Text section start

The American Society of Brewing Chemists’ sensory subcommittee, of which Barr is chair, advises as much in a one-sheet guide it recently released. Titled “Grow Your Lab,” the document details various sensory tools a brewery should consider putting into place at various stages in its growth.
While the threshold the committee recommends for investing in equipment—such as an autoclave or pressure cooker, centrifuge, shaker table, and other lab amenities—begins at the 35,000-barrel annual production mark, the committee does have recommendations for smaller breweries: a refrigerator/cooler for storing samples, a hydrometer, oxygen meter, pH meter, and a microscope. And the committee advises that “at lower production volumes, many complex analytical tests can be outsourced to an external laboratory or test kits may be used in lieu of purchasing equipment.” At the very least, breweries should begin to use sensory training and descriptive analysis.
“We basically say that, right away, you should be tasting your raw materials and your beers,” Barr says. “You should be coming up with descriptions of your beers and also determining shelf life.”
While New Belgium employs one of the largest and most sophisticated analysis programs in the craft-beer industry, the mission of any sensory program remains the same: to maintain and improve the consistency and quality of beer throughout all stages of the production cycle.
With that in mind, here are a few ways that smaller breweries can get started with sensory analysis.
Calibrate your instruments.
Even with a lab’s worth of equipment at your disposal, the most important analysis tool remains the human senses when it comes to evaluating the appearance, aroma, taste, mouthfeel, and body of your beers.
That’s why New Belgium includes more than 100 volunteers from throughout all departments at its Fort Collins, Colorado, brewery in its sensory program. The brewery holds twice-a-week attribute training sessions in which panelists are exposed to various attributes that are spiked into the beers.

Text section end
Extracted information section start

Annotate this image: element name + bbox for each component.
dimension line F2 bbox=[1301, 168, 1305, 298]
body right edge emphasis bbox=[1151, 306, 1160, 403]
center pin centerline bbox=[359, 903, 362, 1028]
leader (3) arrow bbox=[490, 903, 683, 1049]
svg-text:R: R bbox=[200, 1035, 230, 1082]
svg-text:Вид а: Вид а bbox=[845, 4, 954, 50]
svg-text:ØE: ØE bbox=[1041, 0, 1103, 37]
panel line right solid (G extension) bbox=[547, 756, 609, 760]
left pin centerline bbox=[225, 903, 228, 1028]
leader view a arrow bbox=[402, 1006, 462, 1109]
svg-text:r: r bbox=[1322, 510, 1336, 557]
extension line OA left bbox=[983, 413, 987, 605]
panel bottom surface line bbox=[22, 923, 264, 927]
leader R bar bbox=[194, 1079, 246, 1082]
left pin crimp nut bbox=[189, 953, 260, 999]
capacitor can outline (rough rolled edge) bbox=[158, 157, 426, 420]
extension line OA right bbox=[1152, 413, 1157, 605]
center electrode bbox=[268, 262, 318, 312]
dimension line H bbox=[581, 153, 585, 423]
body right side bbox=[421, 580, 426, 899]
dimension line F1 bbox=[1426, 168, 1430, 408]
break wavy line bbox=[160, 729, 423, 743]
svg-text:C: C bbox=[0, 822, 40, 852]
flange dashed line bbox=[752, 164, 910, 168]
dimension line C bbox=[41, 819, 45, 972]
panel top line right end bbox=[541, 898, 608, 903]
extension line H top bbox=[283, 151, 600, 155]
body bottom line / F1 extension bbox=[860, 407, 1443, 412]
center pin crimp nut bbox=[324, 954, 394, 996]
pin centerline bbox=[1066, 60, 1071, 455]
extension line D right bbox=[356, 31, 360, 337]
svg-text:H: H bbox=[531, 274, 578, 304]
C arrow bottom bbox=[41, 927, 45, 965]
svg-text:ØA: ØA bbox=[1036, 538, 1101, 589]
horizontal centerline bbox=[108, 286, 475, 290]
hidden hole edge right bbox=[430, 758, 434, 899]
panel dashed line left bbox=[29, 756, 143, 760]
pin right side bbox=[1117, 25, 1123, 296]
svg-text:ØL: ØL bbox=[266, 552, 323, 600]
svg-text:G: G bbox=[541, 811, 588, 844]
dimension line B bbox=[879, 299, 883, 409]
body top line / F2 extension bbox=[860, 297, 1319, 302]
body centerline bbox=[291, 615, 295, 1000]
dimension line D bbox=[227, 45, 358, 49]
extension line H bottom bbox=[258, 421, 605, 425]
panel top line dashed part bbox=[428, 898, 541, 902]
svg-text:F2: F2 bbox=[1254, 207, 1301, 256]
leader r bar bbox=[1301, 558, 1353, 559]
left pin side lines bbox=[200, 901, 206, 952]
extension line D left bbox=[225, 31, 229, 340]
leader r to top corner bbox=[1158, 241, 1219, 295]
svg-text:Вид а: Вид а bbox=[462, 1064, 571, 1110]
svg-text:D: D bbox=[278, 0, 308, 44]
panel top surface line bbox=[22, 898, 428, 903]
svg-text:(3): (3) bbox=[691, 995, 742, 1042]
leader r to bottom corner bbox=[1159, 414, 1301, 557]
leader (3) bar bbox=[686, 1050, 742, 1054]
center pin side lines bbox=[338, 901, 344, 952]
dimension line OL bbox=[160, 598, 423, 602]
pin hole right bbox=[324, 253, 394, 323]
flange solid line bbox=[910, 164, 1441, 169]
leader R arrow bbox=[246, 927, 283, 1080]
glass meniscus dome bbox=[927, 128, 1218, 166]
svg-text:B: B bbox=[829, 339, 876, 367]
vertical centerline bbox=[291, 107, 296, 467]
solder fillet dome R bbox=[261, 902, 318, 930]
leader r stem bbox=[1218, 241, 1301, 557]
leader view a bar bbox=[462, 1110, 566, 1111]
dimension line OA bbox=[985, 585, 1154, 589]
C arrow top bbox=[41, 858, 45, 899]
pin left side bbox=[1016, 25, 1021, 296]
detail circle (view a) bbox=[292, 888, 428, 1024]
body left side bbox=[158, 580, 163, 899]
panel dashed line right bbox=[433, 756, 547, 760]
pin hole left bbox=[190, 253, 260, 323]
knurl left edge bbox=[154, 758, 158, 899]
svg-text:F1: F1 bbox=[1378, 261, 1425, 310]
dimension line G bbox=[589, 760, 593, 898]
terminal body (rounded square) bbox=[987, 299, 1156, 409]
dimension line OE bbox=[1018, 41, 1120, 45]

Extracted information section end

= Work instruction 1 =
In the text on brewery sensory analysis, at what annual production level does the committee's recommended threshold for investing in lab equipment begin?
= Work instruction 2 =
Continue the text on brewery sensory programs from its last sentence onward.

= Reply 1 =
At the 35,000-barrel annual production mark.

= Reply 2 =
“These are flavors that present potential risks for us or indicate some kind of process anomaly or just flavors that we want to avoid,” Barr says. “Sometimes they’re flavors we do want, but we need to understand how to identify them and be consistent in the language that we use.” Panel leaders also detail the brewing process and where in the process you’re most likely to find various attributes or off-flavors.
Each individual’s performance is measured and tracked to gauge his/her attribute recognition level, any improvements, and whether (s)he is ready to sit on one of the brewery’s daily tasting panels. Advanced panelists also receive additional training in descriptive analysis and in-process beer evaluation.
“In sensory, our instruments are human beings, and calibrating a human being is quite a bit different from calibrating a machine,” Barr says. “You have to have very good personal skills. Luckily we have a really great, high-involvement culture at New Belgium where people take sensory very seriously.”
For smaller breweries, Barr advises pursuing as much flavor training as you can to begin to consistently identify and describe various flavor attributes. In addition, she recommends enlisting the people who are around you for help in evaluating beers—whether or not they’re employed by the brewery.
“If you have regular patrons who know your brands, give them a little bit of training and ask for their input,” Barr says. “Don’t ask for their opinion or whether they like it, however. Ask, ‘is this attribute true to this brand?’”
Define your baselines.
New Belgium produced about thirty different brands last year, Barr says, many of which were new to the brewery. Sensory analysts needed to learn and define those brands very quickly in order to have a basis for comparing subsequent batches.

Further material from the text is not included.